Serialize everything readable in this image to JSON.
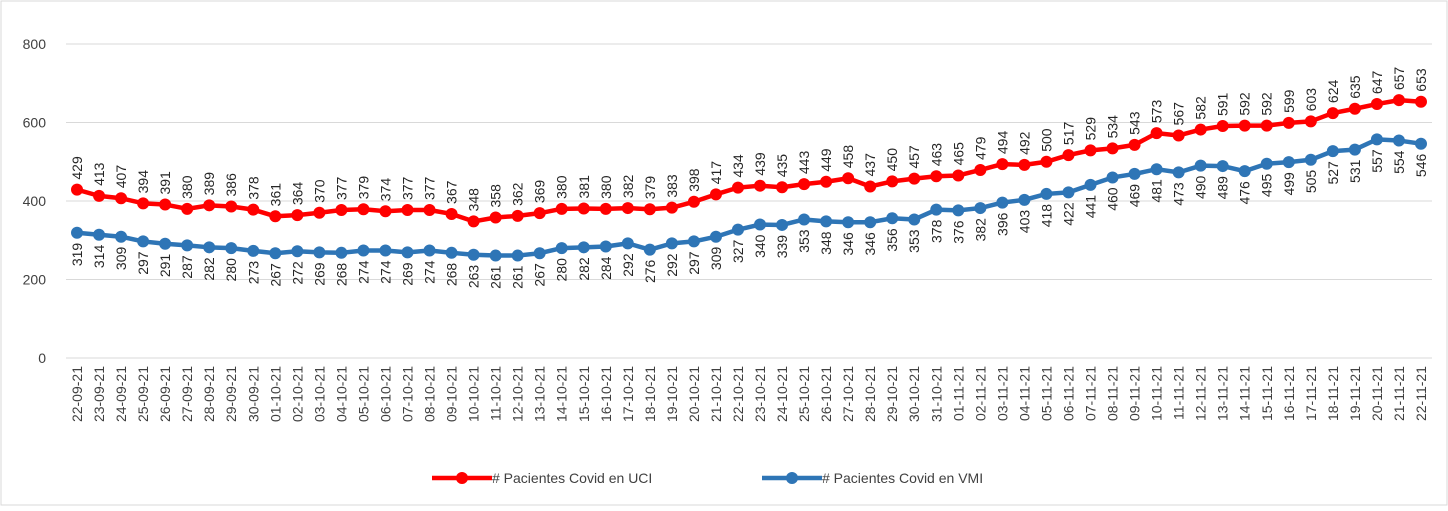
{
  "chart_data": {
    "type": "line",
    "categories": [
      "22-09-21",
      "23-09-21",
      "24-09-21",
      "25-09-21",
      "26-09-21",
      "27-09-21",
      "28-09-21",
      "29-09-21",
      "30-09-21",
      "01-10-21",
      "02-10-21",
      "03-10-21",
      "04-10-21",
      "05-10-21",
      "06-10-21",
      "07-10-21",
      "08-10-21",
      "09-10-21",
      "10-10-21",
      "11-10-21",
      "12-10-21",
      "13-10-21",
      "14-10-21",
      "15-10-21",
      "16-10-21",
      "17-10-21",
      "18-10-21",
      "19-10-21",
      "20-10-21",
      "21-10-21",
      "22-10-21",
      "23-10-21",
      "24-10-21",
      "25-10-21",
      "26-10-21",
      "27-10-21",
      "28-10-21",
      "29-10-21",
      "30-10-21",
      "31-10-21",
      "01-11-21",
      "02-11-21",
      "03-11-21",
      "04-11-21",
      "05-11-21",
      "06-11-21",
      "07-11-21",
      "08-11-21",
      "09-11-21",
      "10-11-21",
      "11-11-21",
      "12-11-21",
      "13-11-21",
      "14-11-21",
      "15-11-21",
      "16-11-21",
      "17-11-21",
      "18-11-21",
      "19-11-21",
      "20-11-21",
      "21-11-21",
      "22-11-21"
    ],
    "series": [
      {
        "name": "# Pacientes Covid en UCI",
        "color": "#ff0000",
        "labels": "above",
        "values": [
          429,
          413,
          407,
          394,
          391,
          380,
          389,
          386,
          378,
          361,
          364,
          370,
          377,
          379,
          374,
          377,
          377,
          367,
          348,
          358,
          362,
          369,
          380,
          381,
          380,
          382,
          379,
          383,
          398,
          417,
          434,
          439,
          435,
          443,
          449,
          458,
          437,
          450,
          457,
          463,
          465,
          479,
          494,
          492,
          500,
          517,
          529,
          534,
          543,
          573,
          567,
          582,
          591,
          592,
          592,
          599,
          603,
          624,
          635,
          647,
          657,
          653
        ]
      },
      {
        "name": "# Pacientes Covid en VMI",
        "color": "#2e75b6",
        "labels": "below",
        "values": [
          319,
          314,
          309,
          297,
          291,
          287,
          282,
          280,
          273,
          267,
          272,
          269,
          268,
          274,
          274,
          269,
          274,
          268,
          263,
          261,
          261,
          267,
          280,
          282,
          284,
          292,
          276,
          292,
          297,
          309,
          327,
          340,
          339,
          353,
          348,
          346,
          346,
          356,
          353,
          378,
          376,
          382,
          396,
          403,
          418,
          422,
          441,
          460,
          469,
          481,
          473,
          490,
          489,
          476,
          495,
          499,
          505,
          527,
          531,
          557,
          554,
          546
        ]
      }
    ],
    "ylim": [
      0,
      800
    ],
    "yticks": [
      0,
      200,
      400,
      600,
      800
    ],
    "grid": true,
    "legend": "bottom"
  }
}
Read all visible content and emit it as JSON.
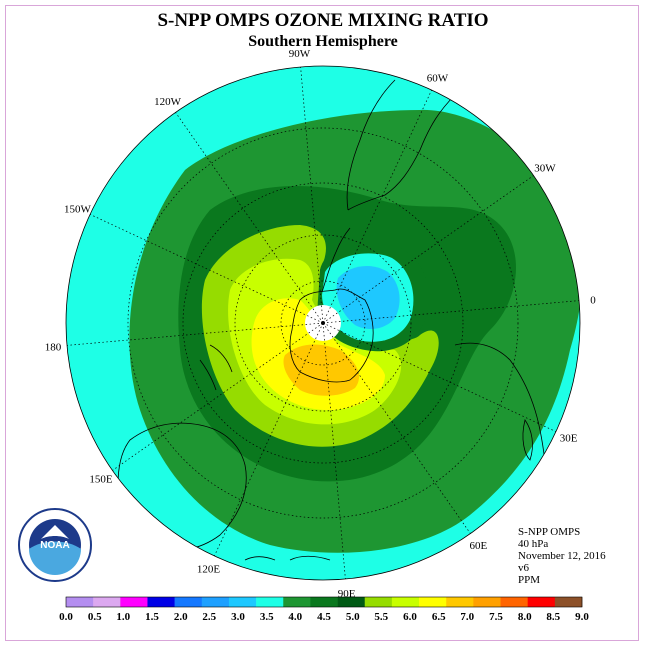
{
  "title": "S-NPP OMPS OZONE MIXING RATIO",
  "subtitle": "Southern Hemisphere",
  "longitude_labels": [
    {
      "label": "90W",
      "angle": 95
    },
    {
      "label": "60W",
      "angle": 65
    },
    {
      "label": "30W",
      "angle": 35
    },
    {
      "label": "0",
      "angle": 5
    },
    {
      "label": "30E",
      "angle": -25
    },
    {
      "label": "60E",
      "angle": -55
    },
    {
      "label": "90E",
      "angle": -85
    },
    {
      "label": "120E",
      "angle": -115
    },
    {
      "label": "150E",
      "angle": -145
    },
    {
      "label": "180",
      "angle": 185
    },
    {
      "label": "150W",
      "angle": 155
    },
    {
      "label": "120W",
      "angle": 125
    }
  ],
  "info": {
    "instrument": "S-NPP OMPS",
    "level": "40 hPa",
    "date": "November 12, 2016",
    "version": "v6",
    "units": "PPM"
  },
  "logo": {
    "text": "NOAA",
    "ring_text": "NATIONAL OCEANIC AND ATMOSPHERIC ADMINISTRATION · U.S. DEPARTMENT OF COMMERCE"
  },
  "colorbar": {
    "ticks": [
      "0.0",
      "0.5",
      "1.0",
      "1.5",
      "2.0",
      "2.5",
      "3.0",
      "3.5",
      "4.0",
      "4.5",
      "5.0",
      "5.5",
      "6.0",
      "6.5",
      "7.0",
      "7.5",
      "8.0",
      "8.5",
      "9.0"
    ],
    "colors": [
      "#b48ef0",
      "#dca8f0",
      "#ff00ff",
      "#0000e6",
      "#1478ff",
      "#1ea0ff",
      "#1ec8ff",
      "#1effe6",
      "#1e9632",
      "#0a781e",
      "#005a14",
      "#96dc00",
      "#c8ff00",
      "#ffff00",
      "#ffc800",
      "#ffa000",
      "#ff6400",
      "#ff0000",
      "#8c5028"
    ]
  },
  "chart_data": {
    "type": "heatmap",
    "projection": "south-polar-stereographic",
    "level": "40 hPa",
    "units": "PPM",
    "date": "November 12, 2016",
    "range": [
      0.0,
      9.0
    ],
    "step": 0.5
  }
}
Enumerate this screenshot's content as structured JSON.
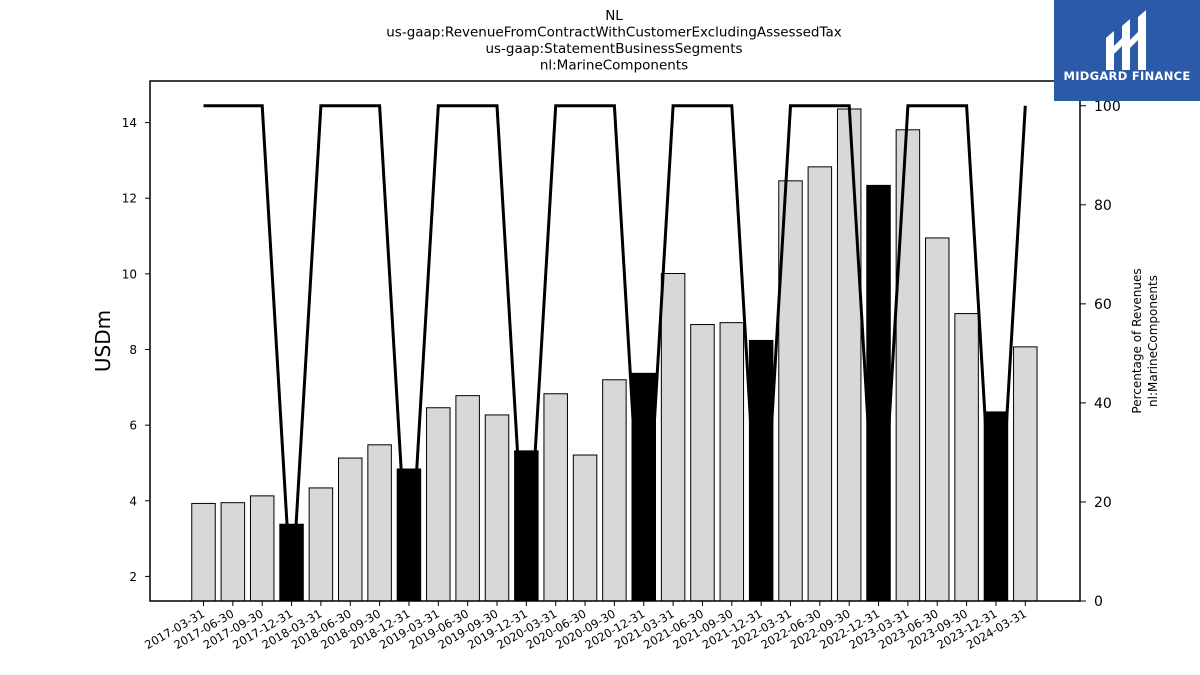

▶ **WHAT IS ASKED**
Copy each line above precisely, dropping the pictures.

▶ **OUTPUT**
Serialize everything readable in this image to JSON.
{
  "chart_data": {
    "type": "line",
    "categories": [
      "22-09-21",
      "23-09-21",
      "24-09-21",
      "25-09-21",
      "26-09-21",
      "27-09-21",
      "28-09-21",
      "29-09-21",
      "30-09-21",
      "01-10-21",
      "02-10-21",
      "03-10-21",
      "04-10-21",
      "05-10-21",
      "06-10-21",
      "07-10-21",
      "08-10-21",
      "09-10-21",
      "10-10-21",
      "11-10-21",
      "12-10-21",
      "13-10-21",
      "14-10-21",
      "15-10-21",
      "16-10-21",
      "17-10-21",
      "18-10-21",
      "19-10-21",
      "20-10-21",
      "21-10-21",
      "22-10-21",
      "23-10-21",
      "24-10-21",
      "25-10-21",
      "26-10-21",
      "27-10-21",
      "28-10-21",
      "29-10-21",
      "30-10-21",
      "31-10-21",
      "01-11-21",
      "02-11-21",
      "03-11-21",
      "04-11-21",
      "05-11-21",
      "06-11-21",
      "07-11-21",
      "08-11-21",
      "09-11-21",
      "10-11-21",
      "11-11-21",
      "12-11-21",
      "13-11-21",
      "14-11-21",
      "15-11-21",
      "16-11-21",
      "17-11-21",
      "18-11-21",
      "19-11-21",
      "20-11-21",
      "21-11-21",
      "22-11-21"
    ],
    "series": [
      {
        "name": "# Pacientes Covid en UCI",
        "color": "#ff0000",
        "labels": "above",
        "values": [
          429,
          413,
          407,
          394,
          391,
          380,
          389,
          386,
          378,
          361,
          364,
          370,
          377,
          379,
          374,
          377,
          377,
          367,
          348,
          358,
          362,
          369,
          380,
          381,
          380,
          382,
          379,
          383,
          398,
          417,
          434,
          439,
          435,
          443,
          449,
          458,
          437,
          450,
          457,
          463,
          465,
          479,
          494,
          492,
          500,
          517,
          529,
          534,
          543,
          573,
          567,
          582,
          591,
          592,
          592,
          599,
          603,
          624,
          635,
          647,
          657,
          653
        ]
      },
      {
        "name": "# Pacientes Covid en VMI",
        "color": "#2e75b6",
        "labels": "below",
        "values": [
          319,
          314,
          309,
          297,
          291,
          287,
          282,
          280,
          273,
          267,
          272,
          269,
          268,
          274,
          274,
          269,
          274,
          268,
          263,
          261,
          261,
          267,
          280,
          282,
          284,
          292,
          276,
          292,
          297,
          309,
          327,
          340,
          339,
          353,
          348,
          346,
          346,
          356,
          353,
          378,
          376,
          382,
          396,
          403,
          418,
          422,
          441,
          460,
          469,
          481,
          473,
          490,
          489,
          476,
          495,
          499,
          505,
          527,
          531,
          557,
          554,
          546
        ]
      }
    ],
    "ylim": [
      0,
      800
    ],
    "yticks": [
      0,
      200,
      400,
      600,
      800
    ],
    "grid": true,
    "legend": "bottom"
  }
}
Read all visible content and emit it as JSON.
{
  "title": "S-NPP OMPS OZONE MIXING RATIO",
  "subtitle": "Southern Hemisphere",
  "longitude_labels": [
    {
      "label": "90W",
      "angle": 95
    },
    {
      "label": "60W",
      "angle": 65
    },
    {
      "label": "30W",
      "angle": 35
    },
    {
      "label": "0",
      "angle": 5
    },
    {
      "label": "30E",
      "angle": -25
    },
    {
      "label": "60E",
      "angle": -55
    },
    {
      "label": "90E",
      "angle": -85
    },
    {
      "label": "120E",
      "angle": -115
    },
    {
      "label": "150E",
      "angle": -145
    },
    {
      "label": "180",
      "angle": 185
    },
    {
      "label": "150W",
      "angle": 155
    },
    {
      "label": "120W",
      "angle": 125
    }
  ],
  "info": {
    "instrument": "S-NPP OMPS",
    "level": "40 hPa",
    "date": "November 12, 2016",
    "version": "v6",
    "units": "PPM"
  },
  "logo": {
    "text": "NOAA",
    "ring_text": "NATIONAL OCEANIC AND ATMOSPHERIC ADMINISTRATION · U.S. DEPARTMENT OF COMMERCE"
  },
  "colorbar": {
    "ticks": [
      "0.0",
      "0.5",
      "1.0",
      "1.5",
      "2.0",
      "2.5",
      "3.0",
      "3.5",
      "4.0",
      "4.5",
      "5.0",
      "5.5",
      "6.0",
      "6.5",
      "7.0",
      "7.5",
      "8.0",
      "8.5",
      "9.0"
    ],
    "colors": [
      "#b48ef0",
      "#dca8f0",
      "#ff00ff",
      "#0000e6",
      "#1478ff",
      "#1ea0ff",
      "#1ec8ff",
      "#1effe6",
      "#1e9632",
      "#0a781e",
      "#005a14",
      "#96dc00",
      "#c8ff00",
      "#ffff00",
      "#ffc800",
      "#ffa000",
      "#ff6400",
      "#ff0000",
      "#8c5028"
    ]
  },
  "chart_data": {
    "type": "heatmap",
    "projection": "south-polar-stereographic",
    "level": "40 hPa",
    "units": "PPM",
    "date": "November 12, 2016",
    "range": [
      0.0,
      9.0
    ],
    "step": 0.5
  }
}
Enumerate this screenshot's content as structured JSON.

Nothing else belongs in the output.